▶ **PROBLEM DETAILS**
Please restate the following records word for word.

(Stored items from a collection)
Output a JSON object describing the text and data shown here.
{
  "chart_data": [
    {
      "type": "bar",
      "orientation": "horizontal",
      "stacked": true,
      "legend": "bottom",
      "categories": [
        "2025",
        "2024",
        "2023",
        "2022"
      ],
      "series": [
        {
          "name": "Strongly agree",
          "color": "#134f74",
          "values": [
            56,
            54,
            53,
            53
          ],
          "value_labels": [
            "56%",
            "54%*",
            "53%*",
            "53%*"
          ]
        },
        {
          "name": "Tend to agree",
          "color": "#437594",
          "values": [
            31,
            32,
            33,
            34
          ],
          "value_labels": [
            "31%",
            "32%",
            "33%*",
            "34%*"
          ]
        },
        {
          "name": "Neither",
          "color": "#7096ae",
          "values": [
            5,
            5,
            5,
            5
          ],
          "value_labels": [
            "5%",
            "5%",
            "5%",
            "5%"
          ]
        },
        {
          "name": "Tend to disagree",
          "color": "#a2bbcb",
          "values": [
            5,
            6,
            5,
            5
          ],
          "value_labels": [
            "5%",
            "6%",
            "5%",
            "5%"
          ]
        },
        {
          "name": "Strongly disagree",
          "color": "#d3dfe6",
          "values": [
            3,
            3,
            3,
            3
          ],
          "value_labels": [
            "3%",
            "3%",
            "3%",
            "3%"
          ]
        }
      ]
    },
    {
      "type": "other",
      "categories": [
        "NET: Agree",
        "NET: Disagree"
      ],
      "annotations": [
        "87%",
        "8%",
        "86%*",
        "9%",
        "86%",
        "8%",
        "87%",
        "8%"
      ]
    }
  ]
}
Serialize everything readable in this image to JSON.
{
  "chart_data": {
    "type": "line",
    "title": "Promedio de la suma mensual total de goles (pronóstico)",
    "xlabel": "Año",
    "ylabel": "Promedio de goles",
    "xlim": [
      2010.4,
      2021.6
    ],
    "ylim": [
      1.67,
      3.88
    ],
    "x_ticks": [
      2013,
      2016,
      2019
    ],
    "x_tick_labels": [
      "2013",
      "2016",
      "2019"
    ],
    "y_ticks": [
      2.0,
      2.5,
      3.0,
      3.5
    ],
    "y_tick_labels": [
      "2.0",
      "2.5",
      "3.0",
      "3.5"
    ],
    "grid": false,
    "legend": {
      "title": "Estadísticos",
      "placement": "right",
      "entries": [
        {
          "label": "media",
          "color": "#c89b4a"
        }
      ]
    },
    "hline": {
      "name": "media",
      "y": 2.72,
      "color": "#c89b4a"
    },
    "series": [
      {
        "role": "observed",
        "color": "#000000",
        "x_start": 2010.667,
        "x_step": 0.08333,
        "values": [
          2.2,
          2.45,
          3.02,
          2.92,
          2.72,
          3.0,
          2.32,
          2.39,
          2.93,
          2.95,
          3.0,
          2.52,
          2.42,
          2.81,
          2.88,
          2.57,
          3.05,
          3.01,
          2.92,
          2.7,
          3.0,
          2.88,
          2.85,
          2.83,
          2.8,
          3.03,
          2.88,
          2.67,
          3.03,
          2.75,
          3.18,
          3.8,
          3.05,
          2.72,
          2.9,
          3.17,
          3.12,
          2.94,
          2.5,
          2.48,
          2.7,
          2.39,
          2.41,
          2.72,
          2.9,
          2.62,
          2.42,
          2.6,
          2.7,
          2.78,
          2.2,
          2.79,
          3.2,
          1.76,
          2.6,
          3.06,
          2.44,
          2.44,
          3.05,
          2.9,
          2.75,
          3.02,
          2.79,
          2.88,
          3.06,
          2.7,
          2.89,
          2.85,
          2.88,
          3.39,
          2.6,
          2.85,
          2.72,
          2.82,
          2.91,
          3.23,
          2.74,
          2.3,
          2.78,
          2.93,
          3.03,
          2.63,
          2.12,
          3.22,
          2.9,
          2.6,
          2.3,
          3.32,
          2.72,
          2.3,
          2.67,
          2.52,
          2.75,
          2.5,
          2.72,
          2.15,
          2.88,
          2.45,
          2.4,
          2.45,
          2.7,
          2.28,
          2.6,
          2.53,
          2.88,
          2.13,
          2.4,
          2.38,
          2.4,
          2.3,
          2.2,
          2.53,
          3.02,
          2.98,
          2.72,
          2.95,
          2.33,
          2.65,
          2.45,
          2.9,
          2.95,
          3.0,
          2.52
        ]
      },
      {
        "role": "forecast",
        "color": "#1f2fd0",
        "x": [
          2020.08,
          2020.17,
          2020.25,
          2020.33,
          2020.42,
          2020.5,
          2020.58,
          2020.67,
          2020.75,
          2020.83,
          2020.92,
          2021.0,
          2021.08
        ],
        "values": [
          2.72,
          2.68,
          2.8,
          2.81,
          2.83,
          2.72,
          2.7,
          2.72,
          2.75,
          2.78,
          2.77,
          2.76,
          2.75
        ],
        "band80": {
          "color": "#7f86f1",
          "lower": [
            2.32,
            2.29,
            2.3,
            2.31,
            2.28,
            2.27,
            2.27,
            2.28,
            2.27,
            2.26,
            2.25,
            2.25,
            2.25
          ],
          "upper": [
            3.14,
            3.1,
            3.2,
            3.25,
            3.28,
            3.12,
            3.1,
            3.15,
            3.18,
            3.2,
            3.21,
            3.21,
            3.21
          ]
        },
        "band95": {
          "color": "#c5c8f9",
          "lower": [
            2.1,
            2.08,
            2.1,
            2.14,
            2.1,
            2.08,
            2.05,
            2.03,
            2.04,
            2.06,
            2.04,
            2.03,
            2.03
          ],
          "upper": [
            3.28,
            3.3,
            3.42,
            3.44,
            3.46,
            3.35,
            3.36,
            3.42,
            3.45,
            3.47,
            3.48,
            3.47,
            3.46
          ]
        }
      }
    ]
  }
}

▶ **EXPECTED OUTPUT**
Output a JSON object describing the text and data shown here.
{
  "chart_data": [
    {
      "type": "bar",
      "orientation": "horizontal",
      "stacked": true,
      "legend": "bottom",
      "categories": [
        "2025",
        "2024",
        "2023",
        "2022"
      ],
      "series": [
        {
          "name": "Strongly agree",
          "color": "#134f74",
          "values": [
            56,
            54,
            53,
            53
          ],
          "value_labels": [
            "56%",
            "54%*",
            "53%*",
            "53%*"
          ]
        },
        {
          "name": "Tend to agree",
          "color": "#437594",
          "values": [
            31,
            32,
            33,
            34
          ],
          "value_labels": [
            "31%",
            "32%",
            "33%*",
            "34%*"
          ]
        },
        {
          "name": "Neither",
          "color": "#7096ae",
          "values": [
            5,
            5,
            5,
            5
          ],
          "value_labels": [
            "5%",
            "5%",
            "5%",
            "5%"
          ]
        },
        {
          "name": "Tend to disagree",
          "color": "#a2bbcb",
          "values": [
            5,
            6,
            5,
            5
          ],
          "value_labels": [
            "5%",
            "6%",
            "5%",
            "5%"
          ]
        },
        {
          "name": "Strongly disagree",
          "color": "#d3dfe6",
          "values": [
            3,
            3,
            3,
            3
          ],
          "value_labels": [
            "3%",
            "3%",
            "3%",
            "3%"
          ]
        }
      ]
    },
    {
      "type": "other",
      "categories": [
        "NET: Agree",
        "NET: Disagree"
      ],
      "annotations": [
        "87%",
        "8%",
        "86%*",
        "9%",
        "86%",
        "8%",
        "87%",
        "8%"
      ]
    }
  ]
}
Serialize everything readable in this image to JSON.
{
  "chart_data": {
    "type": "line",
    "title": "Promedio de la suma mensual total de goles (pronóstico)",
    "xlabel": "Año",
    "ylabel": "Promedio de goles",
    "xlim": [
      2010.4,
      2021.6
    ],
    "ylim": [
      1.67,
      3.88
    ],
    "x_ticks": [
      2013,
      2016,
      2019
    ],
    "x_tick_labels": [
      "2013",
      "2016",
      "2019"
    ],
    "y_ticks": [
      2.0,
      2.5,
      3.0,
      3.5
    ],
    "y_tick_labels": [
      "2.0",
      "2.5",
      "3.0",
      "3.5"
    ],
    "grid": false,
    "legend": {
      "title": "Estadísticos",
      "placement": "right",
      "entries": [
        {
          "label": "media",
          "color": "#c89b4a"
        }
      ]
    },
    "hline": {
      "name": "media",
      "y": 2.72,
      "color": "#c89b4a"
    },
    "series": [
      {
        "role": "observed",
        "color": "#000000",
        "x_start": 2010.667,
        "x_step": 0.08333,
        "values": [
          2.2,
          2.45,
          3.02,
          2.92,
          2.72,
          3.0,
          2.32,
          2.39,
          2.93,
          2.95,
          3.0,
          2.52,
          2.42,
          2.81,
          2.88,
          2.57,
          3.05,
          3.01,
          2.92,
          2.7,
          3.0,
          2.88,
          2.85,
          2.83,
          2.8,
          3.03,
          2.88,
          2.67,
          3.03,
          2.75,
          3.18,
          3.8,
          3.05,
          2.72,
          2.9,
          3.17,
          3.12,
          2.94,
          2.5,
          2.48,
          2.7,
          2.39,
          2.41,
          2.72,
          2.9,
          2.62,
          2.42,
          2.6,
          2.7,
          2.78,
          2.2,
          2.79,
          3.2,
          1.76,
          2.6,
          3.06,
          2.44,
          2.44,
          3.05,
          2.9,
          2.75,
          3.02,
          2.79,
          2.88,
          3.06,
          2.7,
          2.89,
          2.85,
          2.88,
          3.39,
          2.6,
          2.85,
          2.72,
          2.82,
          2.91,
          3.23,
          2.74,
          2.3,
          2.78,
          2.93,
          3.03,
          2.63,
          2.12,
          3.22,
          2.9,
          2.6,
          2.3,
          3.32,
          2.72,
          2.3,
          2.67,
          2.52,
          2.75,
          2.5,
          2.72,
          2.15,
          2.88,
          2.45,
          2.4,
          2.45,
          2.7,
          2.28,
          2.6,
          2.53,
          2.88,
          2.13,
          2.4,
          2.38,
          2.4,
          2.3,
          2.2,
          2.53,
          3.02,
          2.98,
          2.72,
          2.95,
          2.33,
          2.65,
          2.45,
          2.9,
          2.95,
          3.0,
          2.52
        ]
      },
      {
        "role": "forecast",
        "color": "#1f2fd0",
        "x": [
          2020.08,
          2020.17,
          2020.25,
          2020.33,
          2020.42,
          2020.5,
          2020.58,
          2020.67,
          2020.75,
          2020.83,
          2020.92,
          2021.0,
          2021.08
        ],
        "values": [
          2.72,
          2.68,
          2.8,
          2.81,
          2.83,
          2.72,
          2.7,
          2.72,
          2.75,
          2.78,
          2.77,
          2.76,
          2.75
        ],
        "band80": {
          "color": "#7f86f1",
          "lower": [
            2.32,
            2.29,
            2.3,
            2.31,
            2.28,
            2.27,
            2.27,
            2.28,
            2.27,
            2.26,
            2.25,
            2.25,
            2.25
          ],
          "upper": [
            3.14,
            3.1,
            3.2,
            3.25,
            3.28,
            3.12,
            3.1,
            3.15,
            3.18,
            3.2,
            3.21,
            3.21,
            3.21
          ]
        },
        "band95": {
          "color": "#c5c8f9",
          "lower": [
            2.1,
            2.08,
            2.1,
            2.14,
            2.1,
            2.08,
            2.05,
            2.03,
            2.04,
            2.06,
            2.04,
            2.03,
            2.03
          ],
          "upper": [
            3.28,
            3.3,
            3.42,
            3.44,
            3.46,
            3.35,
            3.36,
            3.42,
            3.45,
            3.47,
            3.48,
            3.47,
            3.46
          ]
        }
      }
    ]
  }
}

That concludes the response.